Regular TAS readers know I like baseball more than most. But even for me the 162-game regular Major League Baseball season, followed by endless layers of playoffs that reach almost to November, is a bit overlong. You can have too much of almost any good thing. Even very good things. (I always meant to ask Carlo Ponti about this, but alas, I waited too long.)

And I only observe this over-muchness from my office couch. Imagine being a player and having to suit up and be at the top of one’s game almost every night (and the odd day) from the football weather of early April through the football weather of October (or even, given a World Series rainout or two, early November). In his slight and not altogether successful book, Washington Post baseball writer Barry Svrluga attempts to give readers a feel for the long grind that is the Major League Baseball season.

I say not altogether successful because, in spite of much good stuff in the book, I would have appreciated more details on how individual players deal with the inevitable physical nicks and strains as well as the fatigue that accumulate as the summer progresses. And more details on how players deal with the mental stress that builds along with the pain. The amusing but incoherent Yogi quote aside, baseball is indeed a very mental game. Even though many plays may go by before the ball goes to any individual defender, players must have their heads in the game at all times. If not, costly blunders are sure to follow. Usually in front of tens of thousands (unless the game is being played in The Trop).

One of baseball’s charms is its everydayness. But this charm comes at a price for players as the optimistic spring morphs into the dog days of late summer in the bigs. (Yes, yes, before the emails start pouring in, modern players are richly – some would say insanely – compensated for the rigors they endure in lieu of those of legitimate work.) By August and September, just about every regular player is banged up in various ways, and, unlike in other sports, there are very few off days in which to recover. The game’s schedule and its demands on body and mind are relentless. Those with short attention spans need not apply. Last year’s 162-game schedule was completed in 182 days. After a game, an NBA player make take it easy at the next day’s practice. Baseball players have another game the next day.  

As Svrluga covers the Washington Nationals, his examples come from Nationals players, wives, scouts, traveling secretary, and GM. He opens with veteran position players Ryan Zimmerman and Jason Werth lifting weights at Werth’s Northern Virginia home with the Nationals’ two strength and fitness coaches. Players need to start the season fit and strong, because, Svrluga writes, “When the games begin, all that muscle will deteriorate, eroded by the pounding surf that is the baseball season, coming at them wave after wave after wave.”  Players also have the opposite problem of many of us, that is they have trouble keeping on weight as summer heat and the number of daily games played build up (though Pablo Sandoval, Bartolo Colon, and Prince Fielder have managed to overcome in this regard).

DATA SHOWN:

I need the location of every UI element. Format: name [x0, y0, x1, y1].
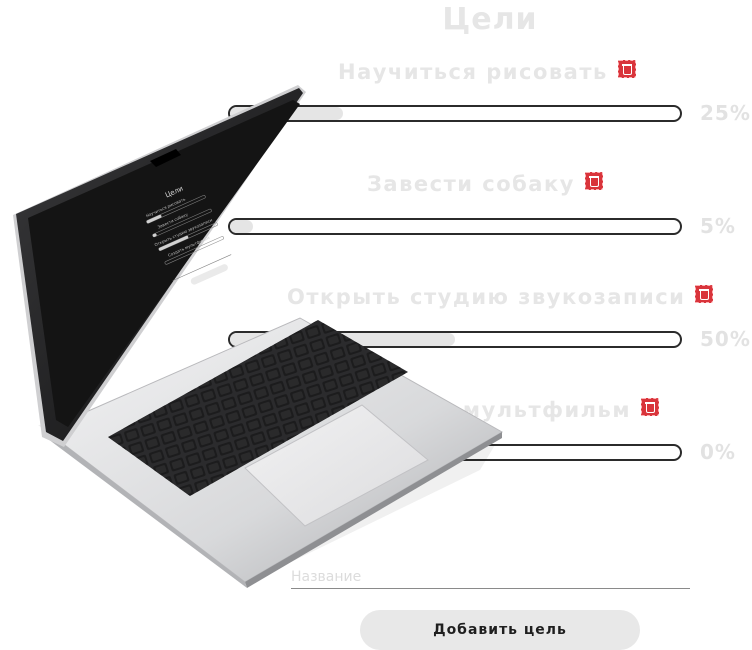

LIST OF TASKS:
1 > Decide whether each statement agrees with the review, answering yes or no and quoting the deciding words of the review: (a) Last year's regular season schedule took 182 days to complete. (b) Barry Svrluga writes about baseball for the New York Times. (c) The book opens with Ryan Zimmerman and Jason Werth lifting weights at Zimmerman's home.
2 > Extract from the review, word for word, the stretch from "Regular TAS readers" through "waited too long.)".
3 > List every baseball player the review names by full name.
Nothing in the listing is needed here.

RESPONSES TO THE TASKS:
1 >
(a) Yes: "Last year’s 162-game schedule was completed in 182 days."
(b) No: "Washington Post baseball writer Barry Svrluga"
(c) No: "lifting weights at Werth’s Northern Virginia home"

2 >
Regular TAS readers know I like baseball more than most. But even for me the 162-game regular Major League Baseball season, followed by endless layers of playoffs that reach almost to November, is a bit overlong. You can have too much of almost any good thing. Even very good things. (I always meant to ask Carlo Ponti about this, but alas, I waited too long.)

3 >
Ryan Zimmerman
Jason Werth
Pablo Sandoval
Bartolo Colon
Prince Fielder